**WHAT TO PRODUCE:** Please set out every line of the listing below as a Markdown table with the columns Row and Line, numbering the rows and leaving out blank lines.

**RECORDS FOR THIS TASK:**

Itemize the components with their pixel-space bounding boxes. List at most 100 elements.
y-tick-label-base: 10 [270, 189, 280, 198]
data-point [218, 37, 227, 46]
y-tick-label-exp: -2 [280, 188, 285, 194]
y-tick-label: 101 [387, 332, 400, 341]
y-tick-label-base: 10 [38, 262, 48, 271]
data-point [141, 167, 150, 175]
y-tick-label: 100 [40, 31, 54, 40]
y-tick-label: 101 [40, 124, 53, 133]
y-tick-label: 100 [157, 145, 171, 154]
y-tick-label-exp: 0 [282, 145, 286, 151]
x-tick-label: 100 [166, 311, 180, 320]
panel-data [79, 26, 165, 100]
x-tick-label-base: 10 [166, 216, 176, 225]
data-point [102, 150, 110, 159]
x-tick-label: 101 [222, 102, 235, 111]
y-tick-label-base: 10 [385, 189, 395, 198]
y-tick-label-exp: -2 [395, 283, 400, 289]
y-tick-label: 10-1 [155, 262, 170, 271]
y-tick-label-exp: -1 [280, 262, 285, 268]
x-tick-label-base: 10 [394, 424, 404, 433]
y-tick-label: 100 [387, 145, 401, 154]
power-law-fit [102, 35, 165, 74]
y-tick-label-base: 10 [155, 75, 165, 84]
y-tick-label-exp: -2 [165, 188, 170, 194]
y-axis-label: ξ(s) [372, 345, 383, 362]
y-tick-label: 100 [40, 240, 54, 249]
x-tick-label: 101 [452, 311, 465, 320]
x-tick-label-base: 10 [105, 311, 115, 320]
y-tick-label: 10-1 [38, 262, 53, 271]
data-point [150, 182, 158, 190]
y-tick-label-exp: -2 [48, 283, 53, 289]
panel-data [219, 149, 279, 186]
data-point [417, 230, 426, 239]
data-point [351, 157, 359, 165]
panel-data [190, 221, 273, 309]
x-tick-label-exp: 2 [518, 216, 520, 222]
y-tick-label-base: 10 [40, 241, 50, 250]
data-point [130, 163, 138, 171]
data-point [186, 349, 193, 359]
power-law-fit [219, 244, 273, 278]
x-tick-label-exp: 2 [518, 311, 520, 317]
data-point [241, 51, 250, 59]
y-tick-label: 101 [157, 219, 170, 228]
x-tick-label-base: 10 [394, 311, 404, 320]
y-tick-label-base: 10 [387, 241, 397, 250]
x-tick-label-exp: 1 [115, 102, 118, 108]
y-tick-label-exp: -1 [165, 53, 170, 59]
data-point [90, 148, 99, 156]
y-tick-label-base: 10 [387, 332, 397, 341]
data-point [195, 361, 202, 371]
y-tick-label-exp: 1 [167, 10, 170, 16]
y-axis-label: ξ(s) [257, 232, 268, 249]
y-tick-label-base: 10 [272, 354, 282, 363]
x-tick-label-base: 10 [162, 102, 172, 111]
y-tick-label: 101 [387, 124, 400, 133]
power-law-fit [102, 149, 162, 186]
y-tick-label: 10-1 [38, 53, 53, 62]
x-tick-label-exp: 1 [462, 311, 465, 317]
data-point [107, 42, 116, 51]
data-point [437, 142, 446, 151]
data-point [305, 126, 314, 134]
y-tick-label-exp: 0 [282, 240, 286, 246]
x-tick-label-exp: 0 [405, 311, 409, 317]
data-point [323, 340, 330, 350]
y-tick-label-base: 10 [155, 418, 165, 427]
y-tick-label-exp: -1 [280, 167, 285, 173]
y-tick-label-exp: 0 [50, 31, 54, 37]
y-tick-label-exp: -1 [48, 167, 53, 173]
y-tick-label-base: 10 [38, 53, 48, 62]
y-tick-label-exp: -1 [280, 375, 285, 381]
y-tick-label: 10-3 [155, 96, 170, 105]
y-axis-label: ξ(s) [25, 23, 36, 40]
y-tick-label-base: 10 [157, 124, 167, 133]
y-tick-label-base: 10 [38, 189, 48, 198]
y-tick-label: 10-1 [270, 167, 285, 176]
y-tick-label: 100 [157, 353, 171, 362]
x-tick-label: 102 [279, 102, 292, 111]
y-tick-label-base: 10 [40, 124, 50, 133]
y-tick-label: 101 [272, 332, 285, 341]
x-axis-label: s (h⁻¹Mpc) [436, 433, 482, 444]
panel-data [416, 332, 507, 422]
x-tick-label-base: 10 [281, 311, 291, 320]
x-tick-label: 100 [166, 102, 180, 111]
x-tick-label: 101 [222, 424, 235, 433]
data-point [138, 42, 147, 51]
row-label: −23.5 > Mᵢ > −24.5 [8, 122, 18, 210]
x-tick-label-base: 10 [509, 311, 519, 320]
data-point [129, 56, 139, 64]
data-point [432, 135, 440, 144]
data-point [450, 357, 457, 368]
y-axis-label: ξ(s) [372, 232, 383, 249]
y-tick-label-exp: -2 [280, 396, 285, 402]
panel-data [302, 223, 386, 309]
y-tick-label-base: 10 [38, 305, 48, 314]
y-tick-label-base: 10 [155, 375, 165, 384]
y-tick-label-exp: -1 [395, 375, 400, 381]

**RESPONSE FOR THIS EXERCISE:**
| Row | Line |
|---|---|
| 1 | Itemize the components with their pixel-space bounding boxes. List at most 100 elements. |
| 2 | y-tick-label-base: 10 [270, 189, 280, 198] |
| 3 | data-point [218, 37, 227, 46] |
| 4 | y-tick-label-exp: -2 [280, 188, 285, 194] |
| 5 | y-tick-label: 101 [387, 332, 400, 341] |
| 6 | y-tick-label-base: 10 [38, 262, 48, 271] |
| 7 | data-point [141, 167, 150, 175] |
| 8 | y-tick-label: 100 [40, 31, 54, 40] |
| 9 | y-tick-label: 101 [40, 124, 53, 133] |
| 10 | y-tick-label: 100 [157, 145, 171, 154] |
| 11 | y-tick-label-exp: 0 [282, 145, 286, 151] |
| 12 | x-tick-label: 100 [166, 311, 180, 320] |
| 13 | panel-data [79, 26, 165, 100] |
| 14 | x-tick-label-base: 10 [166, 216, 176, 225] |
| 15 | data-point [102, 150, 110, 159] |
| 16 | x-tick-label: 101 [222, 102, 235, 111] |
| 17 | y-tick-label-base: 10 [385, 189, 395, 198] |
| 18 | y-tick-label-exp: -2 [395, 283, 400, 289] |
| 19 | y-tick-label: 10-1 [155, 262, 170, 271] |
| 20 | y-tick-label-exp: -1 [280, 262, 285, 268] |
| 21 | x-tick-label-base: 10 [394, 424, 404, 433] |
| 22 | y-tick-label: 100 [387, 145, 401, 154] |
| 23 | power-law-fit [102, 35, 165, 74] |
| 24 | y-tick-label-base: 10 [155, 75, 165, 84] |
| 25 | y-tick-label-exp: -2 [165, 188, 170, 194] |
| 26 | y-axis-label: ξ(s) [372, 345, 383, 362] |
| 27 | y-tick-label: 100 [40, 240, 54, 249] |
| 28 | x-tick-label: 101 [452, 311, 465, 320] |
| 29 | x-tick-label-base: 10 [105, 311, 115, 320] |
| 30 | y-tick-label: 10-1 [38, 262, 53, 271] |
| 31 | data-point [150, 182, 158, 190] |
| 32 | y-tick-label-exp: -2 [48, 283, 53, 289] |
| 33 | panel-data [219, 149, 279, 186] |
| 34 | data-point [417, 230, 426, 239] |
| 35 | data-point [351, 157, 359, 165] |
| 36 | panel-data [190, 221, 273, 309] |
| 37 | x-tick-label-exp: 2 [518, 216, 520, 222] |
| 38 | y-tick-label-base: 10 [40, 241, 50, 250] |
| 39 | data-point [130, 163, 138, 171] |
| 40 | data-point [186, 349, 193, 359] |
| 41 | power-law-fit [219, 244, 273, 278] |
| 42 | x-tick-label-exp: 2 [518, 311, 520, 317] |
| 43 | data-point [241, 51, 250, 59] |
| 44 | y-tick-label: 101 [157, 219, 170, 228] |
| 45 | x-tick-label-base: 10 [394, 311, 404, 320] |
| 46 | y-tick-label-base: 10 [387, 241, 397, 250] |
| 47 | x-tick-label-exp: 1 [115, 102, 118, 108] |
| 48 | y-tick-label-exp: -1 [165, 53, 170, 59] |
| 49 | data-point [90, 148, 99, 156] |
| 50 | y-tick-label-base: 10 [387, 332, 397, 341] |
| 51 | data-point [195, 361, 202, 371] |
| 52 | y-tick-label-exp: 1 [167, 10, 170, 16] |
| 53 | y-axis-label: ξ(s) [257, 232, 268, 249] |
| 54 | y-tick-label-base: 10 [272, 354, 282, 363] |
| 55 | x-tick-label-base: 10 [162, 102, 172, 111] |
| 56 | y-tick-label: 101 [387, 124, 400, 133] |
| 57 | power-law-fit [102, 149, 162, 186] |
| 58 | y-tick-label: 10-1 [38, 53, 53, 62] |
| 59 | x-tick-label-exp: 1 [462, 311, 465, 317] |
| 60 | data-point [107, 42, 116, 51] |
| 61 | data-point [437, 142, 446, 151] |
| 62 | data-point [305, 126, 314, 134] |
| 63 | y-tick-label-exp: 0 [282, 240, 286, 246] |
| 64 | x-tick-label-exp: 0 [405, 311, 409, 317] |
| 65 | data-point [323, 340, 330, 350] |
| 66 | y-tick-label-base: 10 [155, 418, 165, 427] |
| 67 | y-tick-label-exp: -1 [280, 167, 285, 173] |
| 68 | y-tick-label-exp: 0 [50, 31, 54, 37] |
| 69 | y-tick-label-exp: -1 [48, 167, 53, 173] |
| 70 | y-tick-label-base: 10 [38, 53, 48, 62] |
| 71 | y-tick-label-exp: -1 [280, 375, 285, 381] |
| 72 | y-tick-label: 10-3 [155, 96, 170, 105] |
| 73 | y-axis-label: ξ(s) [25, 23, 36, 40] |
| 74 | y-tick-label-base: 10 [157, 124, 167, 133] |
| 75 | y-tick-label-base: 10 [38, 189, 48, 198] |
| 76 | y-tick-label: 10-1 [270, 167, 285, 176] |
| 77 | y-tick-label: 100 [157, 353, 171, 362] |
| 78 | x-tick-label: 102 [279, 102, 292, 111] |
| 79 | y-tick-label-base: 10 [40, 124, 50, 133] |
| 80 | y-tick-label: 101 [272, 332, 285, 341] |
| 81 | x-axis-label: s (h⁻¹Mpc) [436, 433, 482, 444] |
| 82 | panel-data [416, 332, 507, 422] |
| 83 | x-tick-label-base: 10 [281, 311, 291, 320] |
| 84 | x-tick-label: 100 [166, 102, 180, 111] |
| 85 | x-tick-label: 101 [222, 424, 235, 433] |
| 86 | data-point [138, 42, 147, 51] |
| 87 | row-label: −23.5 > Mᵢ > −24.5 [8, 122, 18, 210] |
| 88 | x-tick-label-base: 10 [509, 311, 519, 320] |
| 89 | data-point [129, 56, 139, 64] |
| 90 | data-point [432, 135, 440, 144] |
| 91 | data-point [450, 357, 457, 368] |
| 92 | y-axis-label: ξ(s) [372, 232, 383, 249] |
| 93 | y-tick-label-exp: -2 [280, 396, 285, 402] |
| 94 | panel-data [302, 223, 386, 309] |
| 95 | y-tick-label-base: 10 [38, 305, 48, 314] |
| 96 | y-tick-label-base: 10 [155, 375, 165, 384] |
| 97 | y-tick-label-exp: -1 [395, 375, 400, 381] |